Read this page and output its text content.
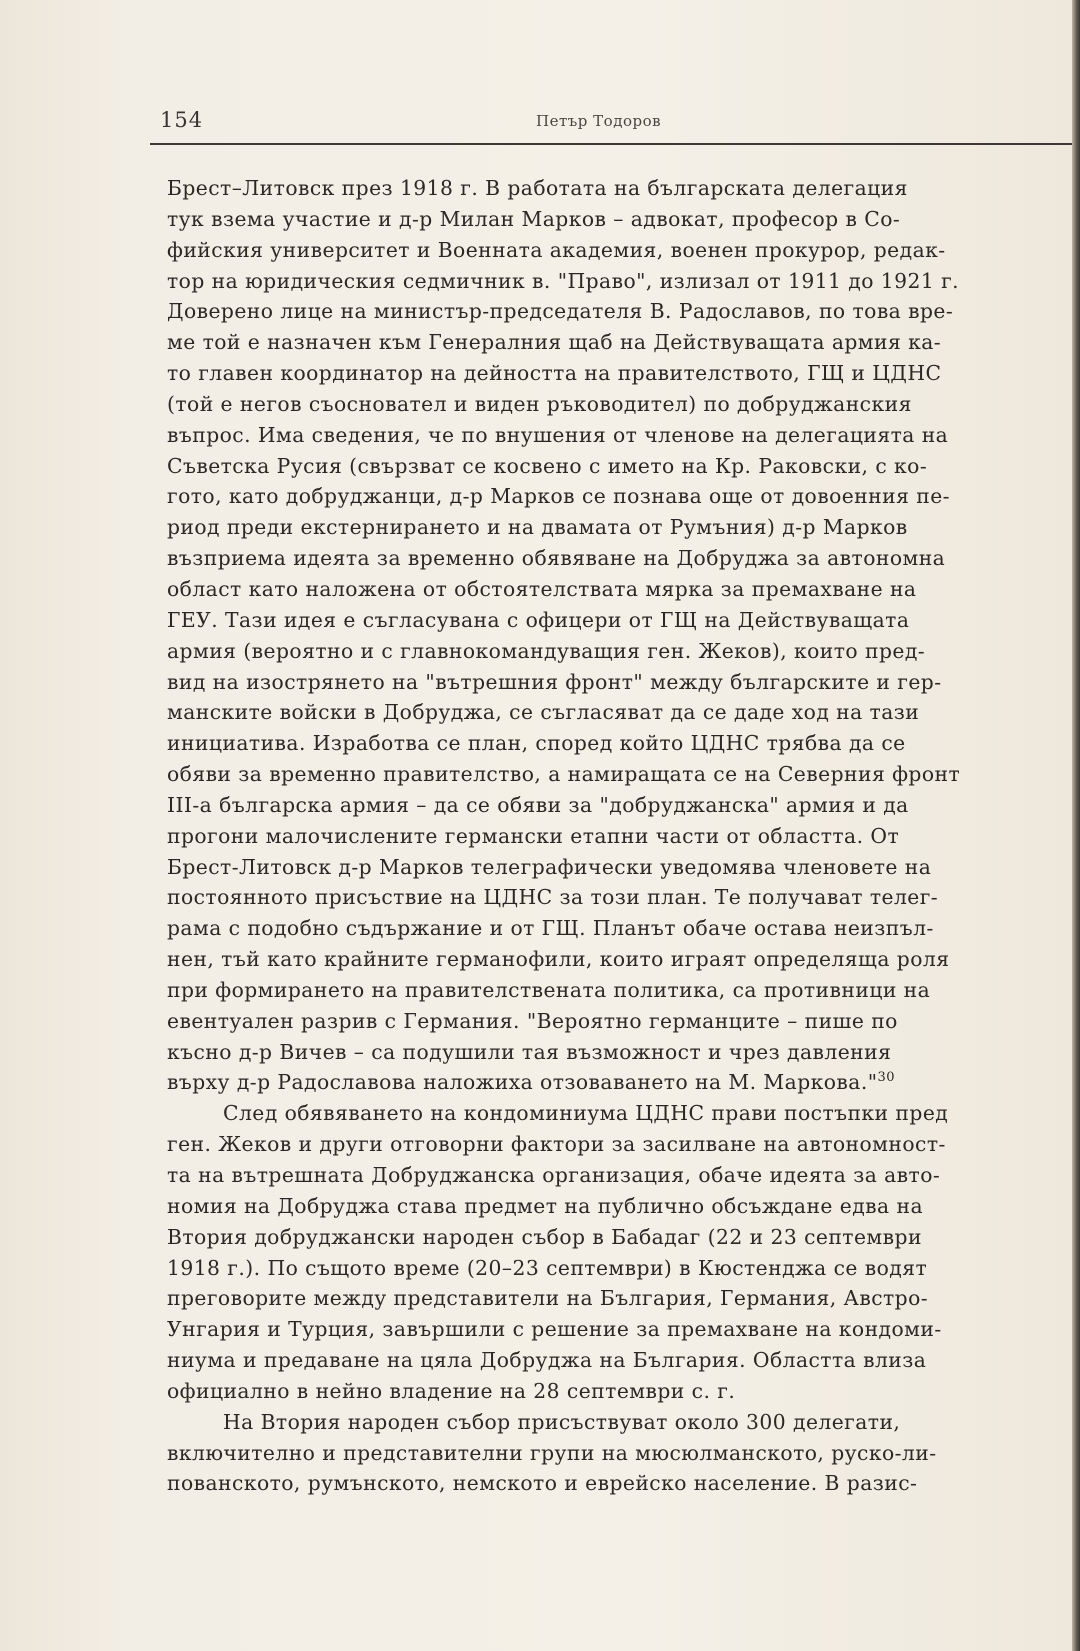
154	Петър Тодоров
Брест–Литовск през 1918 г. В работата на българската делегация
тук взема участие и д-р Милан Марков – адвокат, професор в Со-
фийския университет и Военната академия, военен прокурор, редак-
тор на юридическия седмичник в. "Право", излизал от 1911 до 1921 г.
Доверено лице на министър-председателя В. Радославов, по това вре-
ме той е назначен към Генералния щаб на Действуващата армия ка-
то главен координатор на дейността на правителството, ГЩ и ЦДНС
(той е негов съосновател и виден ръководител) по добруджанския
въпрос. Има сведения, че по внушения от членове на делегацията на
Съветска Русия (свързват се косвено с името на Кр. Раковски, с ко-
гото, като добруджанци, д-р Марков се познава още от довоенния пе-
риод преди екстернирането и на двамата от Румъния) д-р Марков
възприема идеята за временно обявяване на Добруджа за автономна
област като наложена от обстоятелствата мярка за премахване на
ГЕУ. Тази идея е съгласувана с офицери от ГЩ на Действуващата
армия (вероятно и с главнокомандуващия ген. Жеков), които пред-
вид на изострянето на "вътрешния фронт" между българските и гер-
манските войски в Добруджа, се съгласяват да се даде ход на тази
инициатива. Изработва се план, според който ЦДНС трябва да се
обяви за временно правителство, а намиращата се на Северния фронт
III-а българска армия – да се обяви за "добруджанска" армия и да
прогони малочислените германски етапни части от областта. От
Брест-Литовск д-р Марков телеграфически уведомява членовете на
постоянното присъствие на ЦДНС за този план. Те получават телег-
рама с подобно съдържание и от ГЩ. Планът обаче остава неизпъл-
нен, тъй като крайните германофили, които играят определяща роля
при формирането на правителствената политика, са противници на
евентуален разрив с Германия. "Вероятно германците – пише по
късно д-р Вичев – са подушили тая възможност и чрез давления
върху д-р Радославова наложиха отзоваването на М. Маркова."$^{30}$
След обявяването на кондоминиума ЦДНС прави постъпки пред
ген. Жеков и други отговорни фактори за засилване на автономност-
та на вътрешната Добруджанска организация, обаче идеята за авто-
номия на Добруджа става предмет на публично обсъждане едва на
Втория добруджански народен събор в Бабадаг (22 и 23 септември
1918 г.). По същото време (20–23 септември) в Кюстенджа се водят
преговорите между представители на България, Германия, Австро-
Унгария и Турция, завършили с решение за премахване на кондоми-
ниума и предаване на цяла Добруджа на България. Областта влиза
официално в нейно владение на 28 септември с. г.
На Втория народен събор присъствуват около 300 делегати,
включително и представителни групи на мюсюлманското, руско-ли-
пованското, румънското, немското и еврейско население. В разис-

----------

_Aim of the exercise_: Every line above should be repeated exactly; pictures stay out of the copy.

_Final result_:
Read this page and output its text content.
154	Петър Тодоров
Брест–Литовск през 1918 г. В работата на българската делегация
тук взема участие и д-р Милан Марков – адвокат, професор в Со-
фийския университет и Военната академия, военен прокурор, редак-
тор на юридическия седмичник в. "Право", излизал от 1911 до 1921 г.
Доверено лице на министър-председателя В. Радославов, по това вре-
ме той е назначен към Генералния щаб на Действуващата армия ка-
то главен координатор на дейността на правителството, ГЩ и ЦДНС
(той е негов съосновател и виден ръководител) по добруджанския
въпрос. Има сведения, че по внушения от членове на делегацията на
Съветска Русия (свързват се косвено с името на Кр. Раковски, с ко-
гото, като добруджанци, д-р Марков се познава още от довоенния пе-
риод преди екстернирането и на двамата от Румъния) д-р Марков
възприема идеята за временно обявяване на Добруджа за автономна
област като наложена от обстоятелствата мярка за премахване на
ГЕУ. Тази идея е съгласувана с офицери от ГЩ на Действуващата
армия (вероятно и с главнокомандуващия ген. Жеков), които пред-
вид на изострянето на "вътрешния фронт" между българските и гер-
манските войски в Добруджа, се съгласяват да се даде ход на тази
инициатива. Изработва се план, според който ЦДНС трябва да се
обяви за временно правителство, а намиращата се на Северния фронт
III-а българска армия – да се обяви за "добруджанска" армия и да
прогони малочислените германски етапни части от областта. От
Брест-Литовск д-р Марков телеграфически уведомява членовете на
постоянното присъствие на ЦДНС за този план. Те получават телег-
рама с подобно съдържание и от ГЩ. Планът обаче остава неизпъл-
нен, тъй като крайните германофили, които играят определяща роля
при формирането на правителствената политика, са противници на
евентуален разрив с Германия. "Вероятно германците – пише по
късно д-р Вичев – са подушили тая възможност и чрез давления
върху д-р Радославова наложиха отзоваването на М. Маркова."$^{30}$
След обявяването на кондоминиума ЦДНС прави постъпки пред
ген. Жеков и други отговорни фактори за засилване на автономност-
та на вътрешната Добруджанска организация, обаче идеята за авто-
номия на Добруджа става предмет на публично обсъждане едва на
Втория добруджански народен събор в Бабадаг (22 и 23 септември
1918 г.). По същото време (20–23 септември) в Кюстенджа се водят
преговорите между представители на България, Германия, Австро-
Унгария и Турция, завършили с решение за премахване на кондоми-
ниума и предаване на цяла Добруджа на България. Областта влиза
официално в нейно владение на 28 септември с. г.
На Втория народен събор присъствуват около 300 делегати,
включително и представителни групи на мюсюлманското, руско-ли-
пованското, румънското, немското и еврейско население. В разис-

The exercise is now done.